(Excerpt from a dataset)
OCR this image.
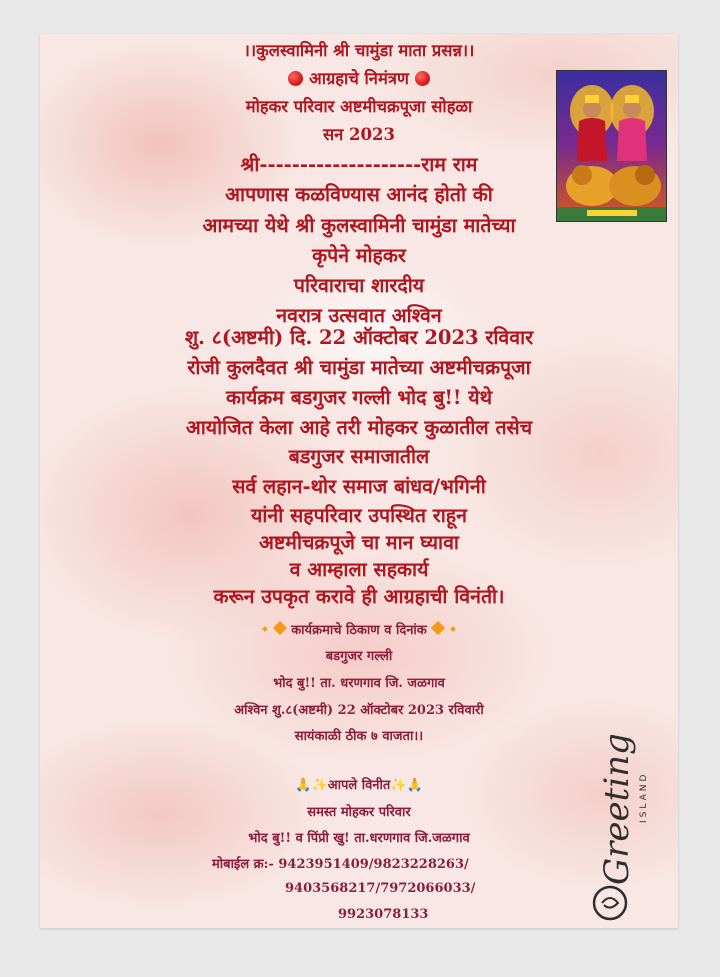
।।कुलस्वामिनी श्री चामुंडा माता प्रसन्न।।
आग्रहाचे निमंत्रण
मोहकर परिवार अष्टमीचक्रपूजा सोहळा
सन 2023
श्री--------------------राम राम
आपणास कळविण्यास आनंद होतो की
आमच्या येथे श्री कुलस्वामिनी चामुंडा मातेच्या
कृपेने मोहकर
परिवाराचा शारदीय
नवरात्र उत्सवात अश्विन
शु. ८(अष्टमी) दि. 22 ऑक्टोबर 2023 रविवार
रोजी कुलदैवत श्री चामुंडा मातेच्या अष्टमीचक्रपूजा
कार्यक्रम बडगुजर गल्ली भोद बु!! येथे
आयोजित केला आहे तरी मोहकर कुळातील तसेच
बडगुजर समाजातील
सर्व लहान-थोर समाज बांधव/भगिनी
यांनी सहपरिवार उपस्थित राहून
अष्टमीचक्रपूजे चा मान घ्यावा
व आम्हाला सहकार्य
करून उपकृत करावे ही आग्रहाची विनंती।
कार्यक्रमाचे ठिकाण व दिनांक
बडगुजर गल्ली
भोद बु!! ता. धरणगाव जि. जळगाव
अश्विन शु.८(अष्टमी) 22 ऑक्टोबर 2023 रविवारी
सायंकाळी ठीक ७ वाजता।।
🙏✨आपले विनीत✨🙏
समस्त मोहकर परिवार
भोद बु!! व पिंप्री खु! ता.धरणगाव जि.जळगाव
मोबाईल क्र:- 9423951409/9823228263/
9403568217/7972066033/
9923078133
Greetings ISLAND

> [Job]:
Your task is to repeat the material above exactly, without its pictures.

> [Result]:
OCR this image.
।।कुलस्वामिनी श्री चामुंडा माता प्रसन्न।।
आग्रहाचे निमंत्रण
मोहकर परिवार अष्टमीचक्रपूजा सोहळा
सन 2023
श्री--------------------राम राम
आपणास कळविण्यास आनंद होतो की
आमच्या येथे श्री कुलस्वामिनी चामुंडा मातेच्या
कृपेने मोहकर
परिवाराचा शारदीय
नवरात्र उत्सवात अश्विन
शु. ८(अष्टमी) दि. 22 ऑक्टोबर 2023 रविवार
रोजी कुलदैवत श्री चामुंडा मातेच्या अष्टमीचक्रपूजा
कार्यक्रम बडगुजर गल्ली भोद बु!! येथे
आयोजित केला आहे तरी मोहकर कुळातील तसेच
बडगुजर समाजातील
सर्व लहान-थोर समाज बांधव/भगिनी
यांनी सहपरिवार उपस्थित राहून
अष्टमीचक्रपूजे चा मान घ्यावा
व आम्हाला सहकार्य
करून उपकृत करावे ही आग्रहाची विनंती।
कार्यक्रमाचे ठिकाण व दिनांक
बडगुजर गल्ली
भोद बु!! ता. धरणगाव जि. जळगाव
अश्विन शु.८(अष्टमी) 22 ऑक्टोबर 2023 रविवारी
सायंकाळी ठीक ७ वाजता।।
🙏✨आपले विनीत✨🙏
समस्त मोहकर परिवार
भोद बु!! व पिंप्री खु! ता.धरणगाव जि.जळगाव
मोबाईल क्र:- 9423951409/9823228263/
9403568217/7972066033/
9923078133
Greetings ISLAND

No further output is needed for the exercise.